### INSTRUCTIONS TO FOLLOW
Collect each line of the entries that holds the string "JSON".

** start AVAILABLE DATA **

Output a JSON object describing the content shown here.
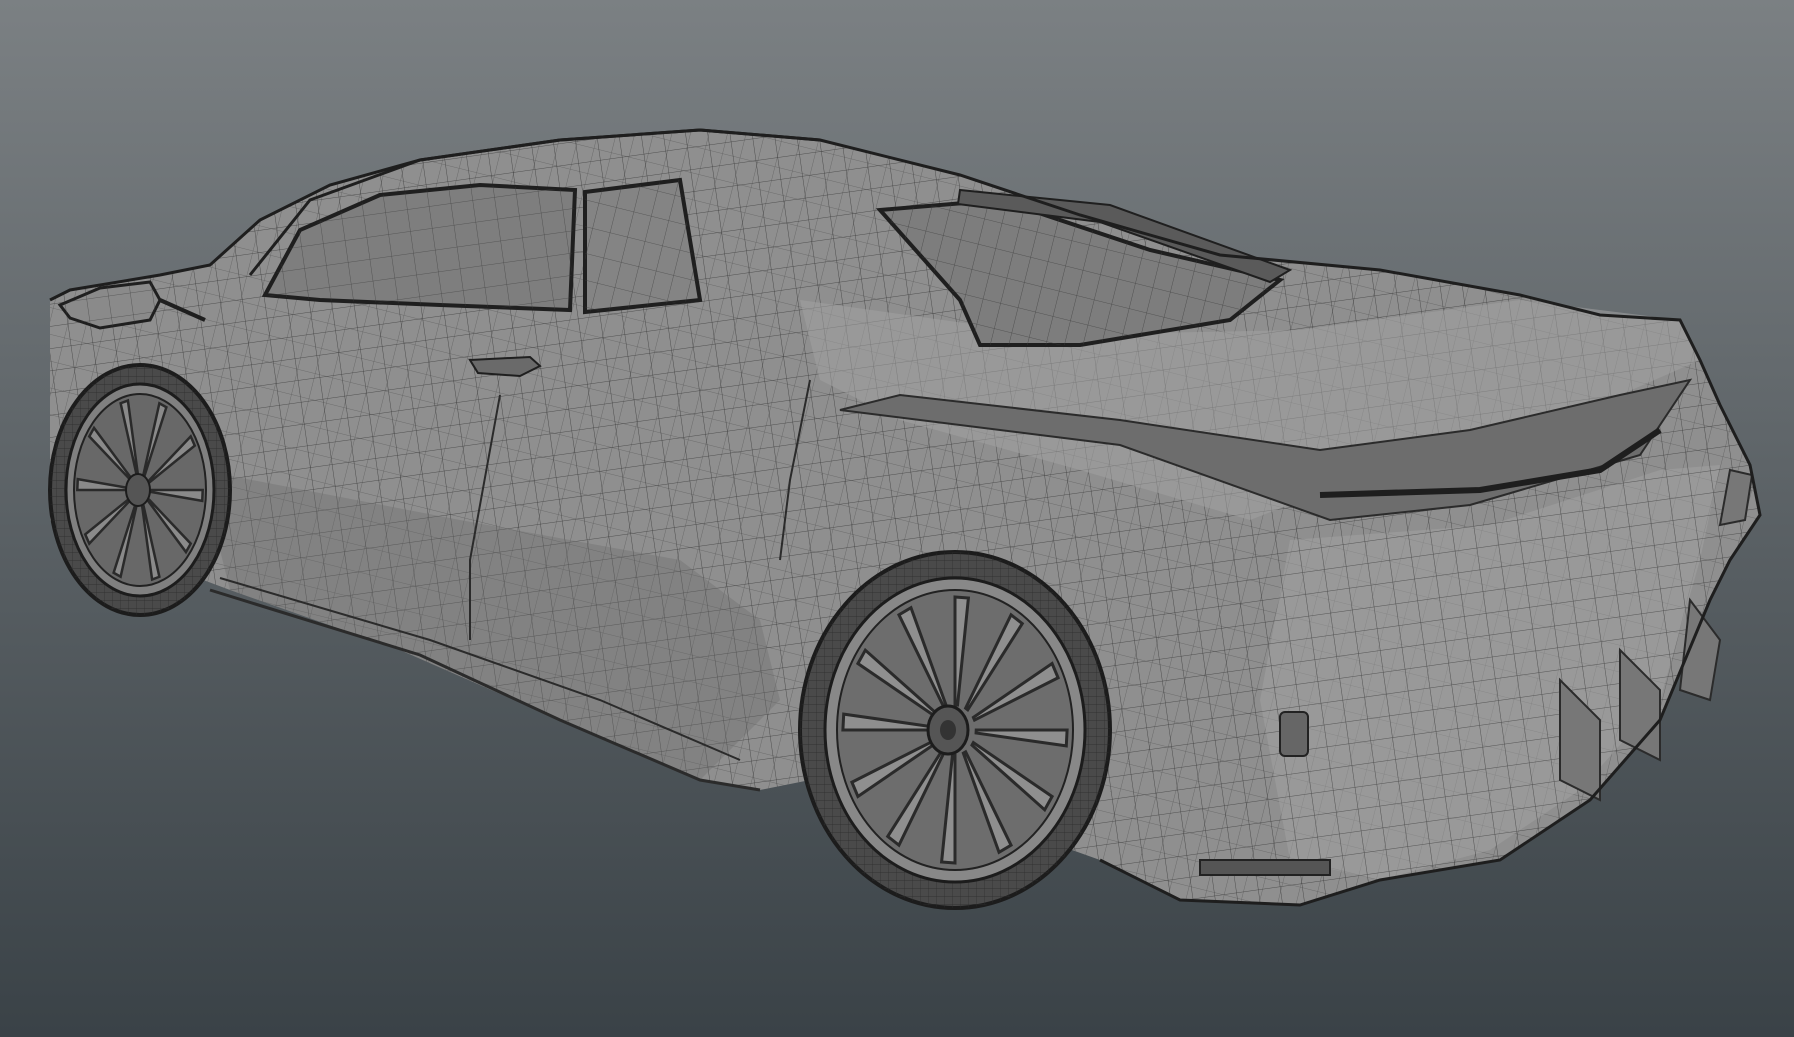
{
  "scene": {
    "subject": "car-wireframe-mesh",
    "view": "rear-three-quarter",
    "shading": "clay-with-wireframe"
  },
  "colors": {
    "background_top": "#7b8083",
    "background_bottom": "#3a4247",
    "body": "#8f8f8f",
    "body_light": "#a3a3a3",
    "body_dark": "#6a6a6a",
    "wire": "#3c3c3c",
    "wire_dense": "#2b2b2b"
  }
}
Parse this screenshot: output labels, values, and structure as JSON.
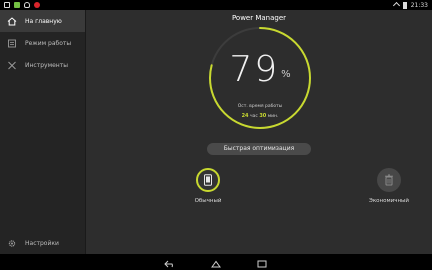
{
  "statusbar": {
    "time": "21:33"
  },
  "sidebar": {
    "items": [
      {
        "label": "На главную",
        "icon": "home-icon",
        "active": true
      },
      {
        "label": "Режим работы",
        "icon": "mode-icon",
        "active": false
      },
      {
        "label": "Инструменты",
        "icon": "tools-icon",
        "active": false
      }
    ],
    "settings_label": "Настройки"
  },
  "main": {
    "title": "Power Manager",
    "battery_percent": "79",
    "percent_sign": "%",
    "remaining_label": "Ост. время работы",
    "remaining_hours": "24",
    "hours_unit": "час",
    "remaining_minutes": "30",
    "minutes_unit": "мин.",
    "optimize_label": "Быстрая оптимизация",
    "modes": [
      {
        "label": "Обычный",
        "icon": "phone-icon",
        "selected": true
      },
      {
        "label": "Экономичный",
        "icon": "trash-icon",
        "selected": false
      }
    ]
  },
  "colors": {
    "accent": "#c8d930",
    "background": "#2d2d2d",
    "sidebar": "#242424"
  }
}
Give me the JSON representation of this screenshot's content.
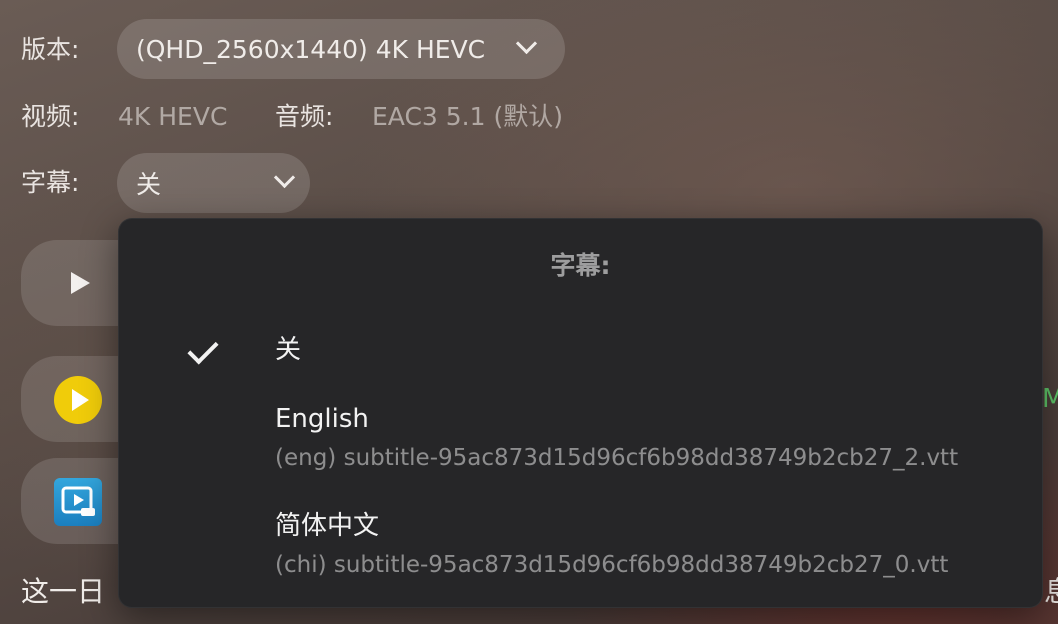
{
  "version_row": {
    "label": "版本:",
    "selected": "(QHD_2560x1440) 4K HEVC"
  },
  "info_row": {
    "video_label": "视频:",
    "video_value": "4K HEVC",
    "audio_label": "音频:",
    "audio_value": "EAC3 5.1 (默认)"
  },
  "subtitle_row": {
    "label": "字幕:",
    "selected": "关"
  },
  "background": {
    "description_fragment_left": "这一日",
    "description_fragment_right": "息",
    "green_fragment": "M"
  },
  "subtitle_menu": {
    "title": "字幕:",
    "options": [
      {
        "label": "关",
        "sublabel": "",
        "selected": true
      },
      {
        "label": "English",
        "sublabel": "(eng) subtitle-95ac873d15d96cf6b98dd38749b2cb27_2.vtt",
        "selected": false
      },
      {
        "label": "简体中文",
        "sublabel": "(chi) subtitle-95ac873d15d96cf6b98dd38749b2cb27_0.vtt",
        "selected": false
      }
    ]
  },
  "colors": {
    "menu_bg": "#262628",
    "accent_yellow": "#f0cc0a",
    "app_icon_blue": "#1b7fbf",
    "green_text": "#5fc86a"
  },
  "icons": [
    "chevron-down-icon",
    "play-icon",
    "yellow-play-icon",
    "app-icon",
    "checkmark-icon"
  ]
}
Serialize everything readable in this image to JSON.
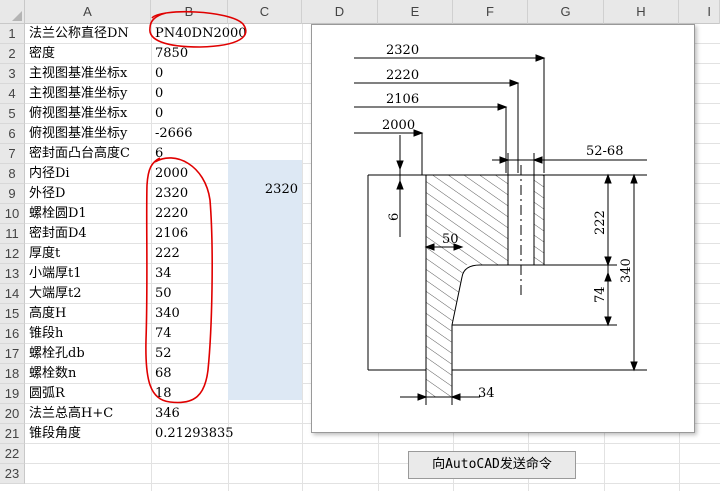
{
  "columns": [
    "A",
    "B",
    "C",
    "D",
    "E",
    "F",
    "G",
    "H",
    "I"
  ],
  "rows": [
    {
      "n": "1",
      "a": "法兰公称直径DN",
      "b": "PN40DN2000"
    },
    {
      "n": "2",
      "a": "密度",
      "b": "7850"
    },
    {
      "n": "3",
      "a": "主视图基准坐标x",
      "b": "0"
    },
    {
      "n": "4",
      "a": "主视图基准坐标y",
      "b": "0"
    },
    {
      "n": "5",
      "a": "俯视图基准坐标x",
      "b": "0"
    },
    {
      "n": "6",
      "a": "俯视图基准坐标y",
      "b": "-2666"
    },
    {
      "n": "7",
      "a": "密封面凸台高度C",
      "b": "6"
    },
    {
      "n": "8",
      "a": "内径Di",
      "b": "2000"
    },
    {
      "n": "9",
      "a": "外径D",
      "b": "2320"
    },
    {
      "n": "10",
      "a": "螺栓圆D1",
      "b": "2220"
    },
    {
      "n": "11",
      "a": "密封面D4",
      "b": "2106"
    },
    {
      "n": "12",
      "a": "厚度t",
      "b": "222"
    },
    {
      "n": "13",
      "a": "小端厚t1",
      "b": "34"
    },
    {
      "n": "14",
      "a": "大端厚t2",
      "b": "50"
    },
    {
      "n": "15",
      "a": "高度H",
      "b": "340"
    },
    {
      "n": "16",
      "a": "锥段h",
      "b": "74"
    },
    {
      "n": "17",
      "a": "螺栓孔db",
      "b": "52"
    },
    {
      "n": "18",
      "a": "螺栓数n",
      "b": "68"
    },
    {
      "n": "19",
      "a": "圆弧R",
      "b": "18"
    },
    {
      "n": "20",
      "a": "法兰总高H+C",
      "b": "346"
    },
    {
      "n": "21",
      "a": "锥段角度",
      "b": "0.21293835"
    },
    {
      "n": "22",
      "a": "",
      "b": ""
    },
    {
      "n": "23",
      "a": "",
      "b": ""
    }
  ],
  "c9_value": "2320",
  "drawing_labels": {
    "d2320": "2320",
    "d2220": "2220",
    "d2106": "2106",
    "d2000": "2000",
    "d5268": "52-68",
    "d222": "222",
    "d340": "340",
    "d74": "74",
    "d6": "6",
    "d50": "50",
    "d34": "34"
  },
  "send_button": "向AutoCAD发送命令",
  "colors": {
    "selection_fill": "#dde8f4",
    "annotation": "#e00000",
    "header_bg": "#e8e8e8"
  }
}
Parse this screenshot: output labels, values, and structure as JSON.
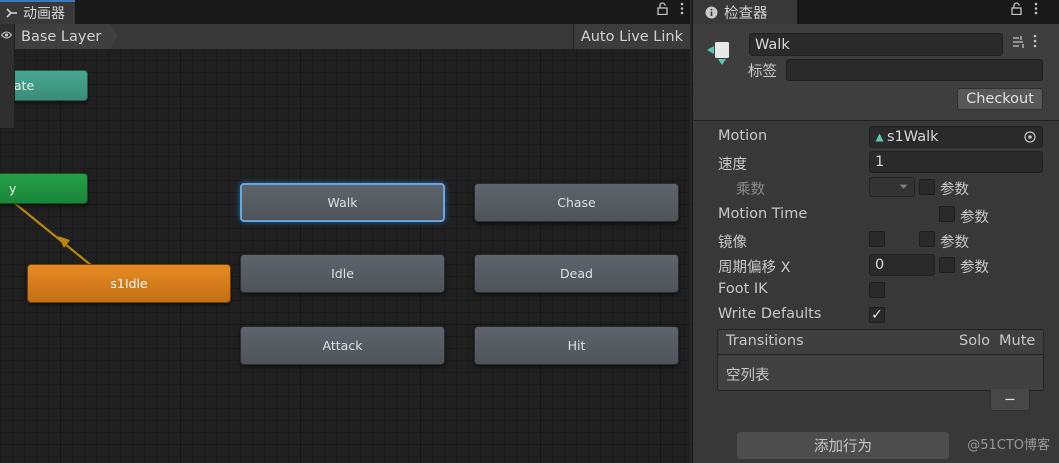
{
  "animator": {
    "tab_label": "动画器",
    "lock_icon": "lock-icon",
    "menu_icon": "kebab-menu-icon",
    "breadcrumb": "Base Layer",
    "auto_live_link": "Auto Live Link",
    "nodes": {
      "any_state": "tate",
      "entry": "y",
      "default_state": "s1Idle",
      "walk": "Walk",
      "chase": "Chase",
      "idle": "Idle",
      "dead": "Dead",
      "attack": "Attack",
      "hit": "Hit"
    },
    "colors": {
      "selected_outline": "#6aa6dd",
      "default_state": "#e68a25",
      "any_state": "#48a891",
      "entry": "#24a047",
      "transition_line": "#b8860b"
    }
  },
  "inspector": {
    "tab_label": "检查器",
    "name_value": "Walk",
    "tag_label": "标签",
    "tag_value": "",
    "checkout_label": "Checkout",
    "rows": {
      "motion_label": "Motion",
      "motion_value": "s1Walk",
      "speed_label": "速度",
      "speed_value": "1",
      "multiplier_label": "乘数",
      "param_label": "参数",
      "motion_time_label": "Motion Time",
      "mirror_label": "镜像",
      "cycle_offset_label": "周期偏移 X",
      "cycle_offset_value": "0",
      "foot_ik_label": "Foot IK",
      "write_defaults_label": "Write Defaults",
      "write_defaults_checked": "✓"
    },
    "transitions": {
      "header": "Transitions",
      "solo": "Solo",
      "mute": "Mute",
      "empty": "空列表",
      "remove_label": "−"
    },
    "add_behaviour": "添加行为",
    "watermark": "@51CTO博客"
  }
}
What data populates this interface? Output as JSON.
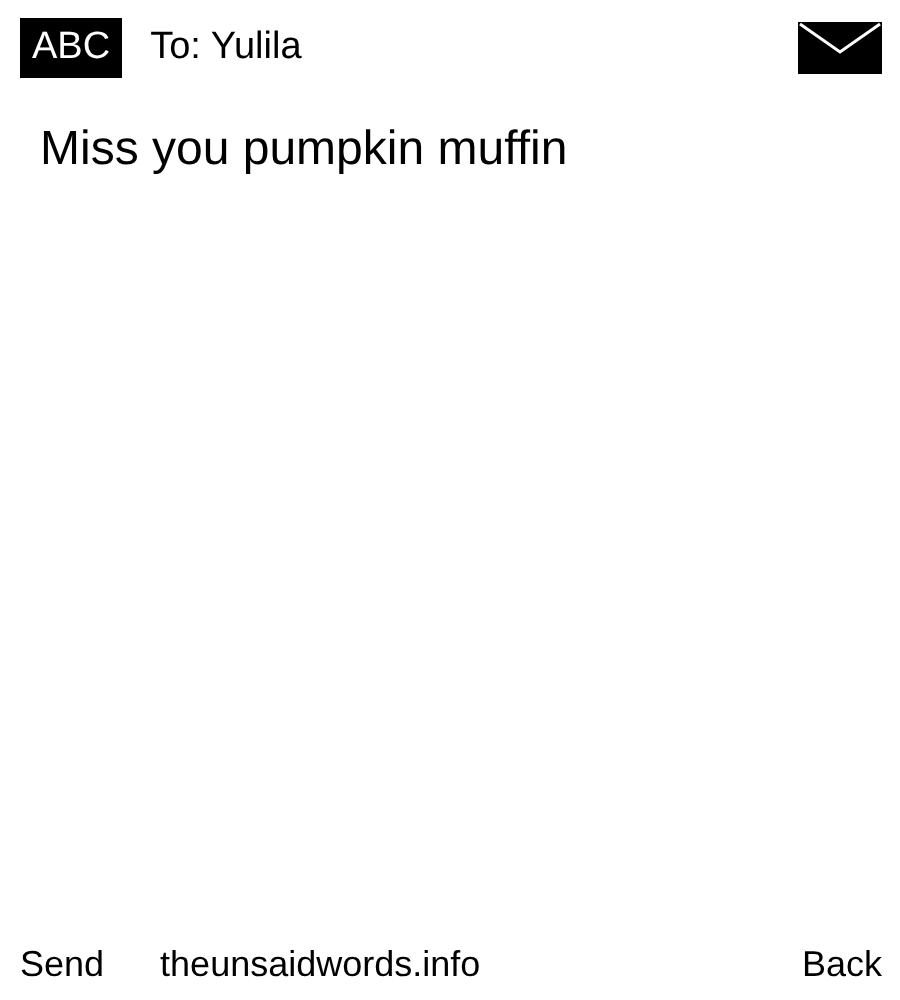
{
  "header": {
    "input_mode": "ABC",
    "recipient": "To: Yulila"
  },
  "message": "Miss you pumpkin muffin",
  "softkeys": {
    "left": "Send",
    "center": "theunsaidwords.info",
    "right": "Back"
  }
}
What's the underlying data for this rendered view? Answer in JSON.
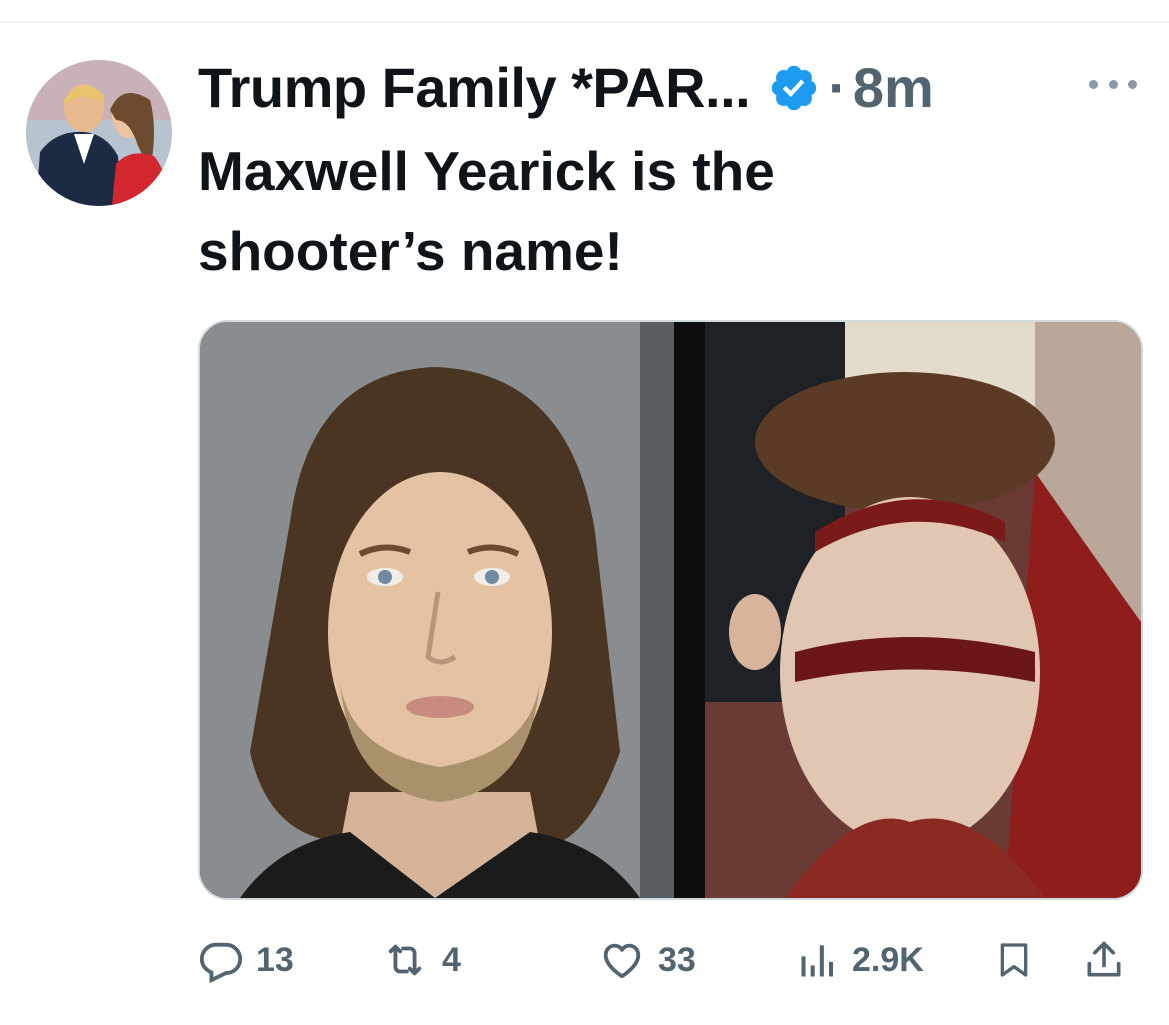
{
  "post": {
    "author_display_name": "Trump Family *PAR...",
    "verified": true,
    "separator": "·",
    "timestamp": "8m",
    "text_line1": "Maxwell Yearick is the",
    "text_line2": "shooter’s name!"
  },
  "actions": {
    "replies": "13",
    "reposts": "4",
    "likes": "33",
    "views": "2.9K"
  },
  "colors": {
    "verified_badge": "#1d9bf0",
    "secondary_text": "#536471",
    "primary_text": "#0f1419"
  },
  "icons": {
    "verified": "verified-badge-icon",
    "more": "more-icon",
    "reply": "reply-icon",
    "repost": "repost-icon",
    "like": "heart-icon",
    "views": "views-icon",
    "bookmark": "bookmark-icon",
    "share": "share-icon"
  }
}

** end AVAILABLE DATA **

### ANSWER BELOW
Output a JSON object describing the content shown here.
Parse this screenshot: output labels, values, and structure as JSON.
Give me the JSON representation of this screenshot's content.
Serialize everything readable in this image to JSON.
Parse this screenshot: output labels, values, and structure as JSON.
What data populates this interface? Output as JSON.
What's the underlying data for this rendered view? Answer in JSON.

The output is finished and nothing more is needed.